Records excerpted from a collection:
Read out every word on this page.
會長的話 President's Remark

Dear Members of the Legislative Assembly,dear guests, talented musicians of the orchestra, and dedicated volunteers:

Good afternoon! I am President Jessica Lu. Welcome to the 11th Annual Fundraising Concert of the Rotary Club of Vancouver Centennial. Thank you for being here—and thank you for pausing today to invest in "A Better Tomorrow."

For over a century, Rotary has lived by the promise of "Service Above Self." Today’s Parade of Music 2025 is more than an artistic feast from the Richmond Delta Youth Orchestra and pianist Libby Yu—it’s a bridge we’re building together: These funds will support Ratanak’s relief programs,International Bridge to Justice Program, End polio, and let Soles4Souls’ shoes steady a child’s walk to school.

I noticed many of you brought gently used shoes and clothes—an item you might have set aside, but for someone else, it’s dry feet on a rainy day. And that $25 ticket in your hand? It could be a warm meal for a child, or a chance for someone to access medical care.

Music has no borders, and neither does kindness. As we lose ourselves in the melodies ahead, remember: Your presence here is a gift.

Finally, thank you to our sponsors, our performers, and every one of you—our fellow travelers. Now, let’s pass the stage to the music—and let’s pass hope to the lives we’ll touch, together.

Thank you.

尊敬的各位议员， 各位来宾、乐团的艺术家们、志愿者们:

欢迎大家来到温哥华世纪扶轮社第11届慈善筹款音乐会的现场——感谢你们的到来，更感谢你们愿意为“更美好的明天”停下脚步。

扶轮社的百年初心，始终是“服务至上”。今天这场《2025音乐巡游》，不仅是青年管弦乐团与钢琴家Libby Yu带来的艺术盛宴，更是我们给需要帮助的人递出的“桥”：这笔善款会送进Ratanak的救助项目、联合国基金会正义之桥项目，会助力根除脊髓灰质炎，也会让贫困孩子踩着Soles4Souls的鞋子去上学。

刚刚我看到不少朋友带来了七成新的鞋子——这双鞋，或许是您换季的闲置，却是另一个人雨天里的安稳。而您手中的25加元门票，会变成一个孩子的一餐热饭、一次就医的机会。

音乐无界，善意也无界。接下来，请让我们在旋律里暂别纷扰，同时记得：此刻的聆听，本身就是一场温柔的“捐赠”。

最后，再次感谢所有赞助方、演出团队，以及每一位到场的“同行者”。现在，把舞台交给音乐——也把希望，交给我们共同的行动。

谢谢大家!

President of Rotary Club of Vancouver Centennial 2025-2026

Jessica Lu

◆ **Required work**:
Extract each entry in full and write it down exactly.

◆ **Reply**:
Read out every word on this page.
會長的話 President's Remark

Dear Members of the Legislative Assembly,dear guests, talented musicians of the orchestra, and dedicated volunteers:

Good afternoon! I am President Jessica Lu. Welcome to the 11th Annual Fundraising Concert of the Rotary Club of Vancouver Centennial. Thank you for being here—and thank you for pausing today to invest in "A Better Tomorrow."

For over a century, Rotary has lived by the promise of "Service Above Self." Today’s Parade of Music 2025 is more than an artistic feast from the Richmond Delta Youth Orchestra and pianist Libby Yu—it’s a bridge we’re building together: These funds will support Ratanak’s relief programs,International Bridge to Justice Program, End polio, and let Soles4Souls’ shoes steady a child’s walk to school.

I noticed many of you brought gently used shoes and clothes—an item you might have set aside, but for someone else, it’s dry feet on a rainy day. And that $25 ticket in your hand? It could be a warm meal for a child, or a chance for someone to access medical care.

Music has no borders, and neither does kindness. As we lose ourselves in the melodies ahead, remember: Your presence here is a gift.

Finally, thank you to our sponsors, our performers, and every one of you—our fellow travelers. Now, let’s pass the stage to the music—and let’s pass hope to the lives we’ll touch, together.

Thank you.

尊敬的各位议员， 各位来宾、乐团的艺术家们、志愿者们:

欢迎大家来到温哥华世纪扶轮社第11届慈善筹款音乐会的现场——感谢你们的到来，更感谢你们愿意为“更美好的明天”停下脚步。

扶轮社的百年初心，始终是“服务至上”。今天这场《2025音乐巡游》，不仅是青年管弦乐团与钢琴家Libby Yu带来的艺术盛宴，更是我们给需要帮助的人递出的“桥”：这笔善款会送进Ratanak的救助项目、联合国基金会正义之桥项目，会助力根除脊髓灰质炎，也会让贫困孩子踩着Soles4Souls的鞋子去上学。

刚刚我看到不少朋友带来了七成新的鞋子——这双鞋，或许是您换季的闲置，却是另一个人雨天里的安稳。而您手中的25加元门票，会变成一个孩子的一餐热饭、一次就医的机会。

音乐无界，善意也无界。接下来，请让我们在旋律里暂别纷扰，同时记得：此刻的聆听，本身就是一场温柔的“捐赠”。

最后，再次感谢所有赞助方、演出团队，以及每一位到场的“同行者”。现在，把舞台交给音乐——也把希望，交给我们共同的行动。

谢谢大家!

President of Rotary Club of Vancouver Centennial 2025-2026

Jessica Lu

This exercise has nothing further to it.